- **Task directions**: Each entry has to be copied exactly, with nothing missed.

- **Data excerpts**:
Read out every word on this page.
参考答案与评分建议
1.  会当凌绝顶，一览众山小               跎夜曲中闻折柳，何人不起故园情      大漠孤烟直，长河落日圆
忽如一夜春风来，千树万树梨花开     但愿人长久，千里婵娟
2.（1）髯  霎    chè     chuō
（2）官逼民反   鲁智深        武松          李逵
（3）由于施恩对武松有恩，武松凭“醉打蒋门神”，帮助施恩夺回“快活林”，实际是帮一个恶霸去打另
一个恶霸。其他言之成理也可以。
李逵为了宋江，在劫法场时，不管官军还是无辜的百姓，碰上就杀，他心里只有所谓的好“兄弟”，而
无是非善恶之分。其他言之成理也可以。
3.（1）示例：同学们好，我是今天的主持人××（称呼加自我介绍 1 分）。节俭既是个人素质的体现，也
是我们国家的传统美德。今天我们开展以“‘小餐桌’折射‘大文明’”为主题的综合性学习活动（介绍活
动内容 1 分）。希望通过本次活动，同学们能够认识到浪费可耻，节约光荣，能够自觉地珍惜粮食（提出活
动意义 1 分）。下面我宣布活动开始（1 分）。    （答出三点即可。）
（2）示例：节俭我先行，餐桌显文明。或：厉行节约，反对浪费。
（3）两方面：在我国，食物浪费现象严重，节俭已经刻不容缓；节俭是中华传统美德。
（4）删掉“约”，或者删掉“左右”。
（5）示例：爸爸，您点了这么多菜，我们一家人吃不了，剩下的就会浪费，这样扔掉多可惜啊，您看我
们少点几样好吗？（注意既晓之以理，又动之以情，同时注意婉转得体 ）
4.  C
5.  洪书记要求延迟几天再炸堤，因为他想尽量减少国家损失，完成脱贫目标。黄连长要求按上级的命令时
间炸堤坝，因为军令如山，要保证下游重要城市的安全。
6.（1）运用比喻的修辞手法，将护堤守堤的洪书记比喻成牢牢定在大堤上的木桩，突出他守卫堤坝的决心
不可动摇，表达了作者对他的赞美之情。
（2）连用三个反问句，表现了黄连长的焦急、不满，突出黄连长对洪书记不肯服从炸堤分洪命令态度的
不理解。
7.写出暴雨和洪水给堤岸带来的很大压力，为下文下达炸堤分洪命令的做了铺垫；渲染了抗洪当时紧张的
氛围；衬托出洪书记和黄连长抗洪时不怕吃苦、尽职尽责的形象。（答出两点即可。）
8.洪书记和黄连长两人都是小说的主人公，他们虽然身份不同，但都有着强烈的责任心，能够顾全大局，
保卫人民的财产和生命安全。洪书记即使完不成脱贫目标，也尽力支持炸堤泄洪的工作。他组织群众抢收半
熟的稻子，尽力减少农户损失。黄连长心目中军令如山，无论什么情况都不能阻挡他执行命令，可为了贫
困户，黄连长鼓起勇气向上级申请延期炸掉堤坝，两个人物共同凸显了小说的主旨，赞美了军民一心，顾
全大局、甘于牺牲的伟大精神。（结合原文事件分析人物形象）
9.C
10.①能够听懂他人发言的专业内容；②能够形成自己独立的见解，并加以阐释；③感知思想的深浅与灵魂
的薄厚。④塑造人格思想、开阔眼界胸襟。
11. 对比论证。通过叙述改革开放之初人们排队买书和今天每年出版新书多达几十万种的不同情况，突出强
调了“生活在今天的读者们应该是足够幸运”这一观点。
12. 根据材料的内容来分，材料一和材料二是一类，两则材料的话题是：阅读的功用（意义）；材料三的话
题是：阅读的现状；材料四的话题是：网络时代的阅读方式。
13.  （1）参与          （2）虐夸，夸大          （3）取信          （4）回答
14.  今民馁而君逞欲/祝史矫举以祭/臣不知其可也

- **Result for this task**:
Read out every word on this page.
参考答案与评分建议
1.  会当凌绝顶，一览众山小               跎夜曲中闻折柳，何人不起故园情      大漠孤烟直，长河落日圆
忽如一夜春风来，千树万树梨花开     但愿人长久，千里婵娟
2.（1）髯  霎    chè     chuō
（2）官逼民反   鲁智深        武松          李逵
（3）由于施恩对武松有恩，武松凭“醉打蒋门神”，帮助施恩夺回“快活林”，实际是帮一个恶霸去打另
一个恶霸。其他言之成理也可以。
李逵为了宋江，在劫法场时，不管官军还是无辜的百姓，碰上就杀，他心里只有所谓的好“兄弟”，而
无是非善恶之分。其他言之成理也可以。
3.（1）示例：同学们好，我是今天的主持人××（称呼加自我介绍 1 分）。节俭既是个人素质的体现，也
是我们国家的传统美德。今天我们开展以“‘小餐桌’折射‘大文明’”为主题的综合性学习活动（介绍活
动内容 1 分）。希望通过本次活动，同学们能够认识到浪费可耻，节约光荣，能够自觉地珍惜粮食（提出活
动意义 1 分）。下面我宣布活动开始（1 分）。    （答出三点即可。）
（2）示例：节俭我先行，餐桌显文明。或：厉行节约，反对浪费。
（3）两方面：在我国，食物浪费现象严重，节俭已经刻不容缓；节俭是中华传统美德。
（4）删掉“约”，或者删掉“左右”。
（5）示例：爸爸，您点了这么多菜，我们一家人吃不了，剩下的就会浪费，这样扔掉多可惜啊，您看我
们少点几样好吗？（注意既晓之以理，又动之以情，同时注意婉转得体 ）
4.  C
5.  洪书记要求延迟几天再炸堤，因为他想尽量减少国家损失，完成脱贫目标。黄连长要求按上级的命令时
间炸堤坝，因为军令如山，要保证下游重要城市的安全。
6.（1）运用比喻的修辞手法，将护堤守堤的洪书记比喻成牢牢定在大堤上的木桩，突出他守卫堤坝的决心
不可动摇，表达了作者对他的赞美之情。
（2）连用三个反问句，表现了黄连长的焦急、不满，突出黄连长对洪书记不肯服从炸堤分洪命令态度的
不理解。
7.写出暴雨和洪水给堤岸带来的很大压力，为下文下达炸堤分洪命令的做了铺垫；渲染了抗洪当时紧张的
氛围；衬托出洪书记和黄连长抗洪时不怕吃苦、尽职尽责的形象。（答出两点即可。）
8.洪书记和黄连长两人都是小说的主人公，他们虽然身份不同，但都有着强烈的责任心，能够顾全大局，
保卫人民的财产和生命安全。洪书记即使完不成脱贫目标，也尽力支持炸堤泄洪的工作。他组织群众抢收半
熟的稻子，尽力减少农户损失。黄连长心目中军令如山，无论什么情况都不能阻挡他执行命令，可为了贫
困户，黄连长鼓起勇气向上级申请延期炸掉堤坝，两个人物共同凸显了小说的主旨，赞美了军民一心，顾
全大局、甘于牺牲的伟大精神。（结合原文事件分析人物形象）
9.C
10.①能够听懂他人发言的专业内容；②能够形成自己独立的见解，并加以阐释；③感知思想的深浅与灵魂
的薄厚。④塑造人格思想、开阔眼界胸襟。
11. 对比论证。通过叙述改革开放之初人们排队买书和今天每年出版新书多达几十万种的不同情况，突出强
调了“生活在今天的读者们应该是足够幸运”这一观点。
12. 根据材料的内容来分，材料一和材料二是一类，两则材料的话题是：阅读的功用（意义）；材料三的话
题是：阅读的现状；材料四的话题是：网络时代的阅读方式。
13.  （1）参与          （2）虐夸，夸大          （3）取信          （4）回答
14.  今民馁而君逞欲/祝史矫举以祭/臣不知其可也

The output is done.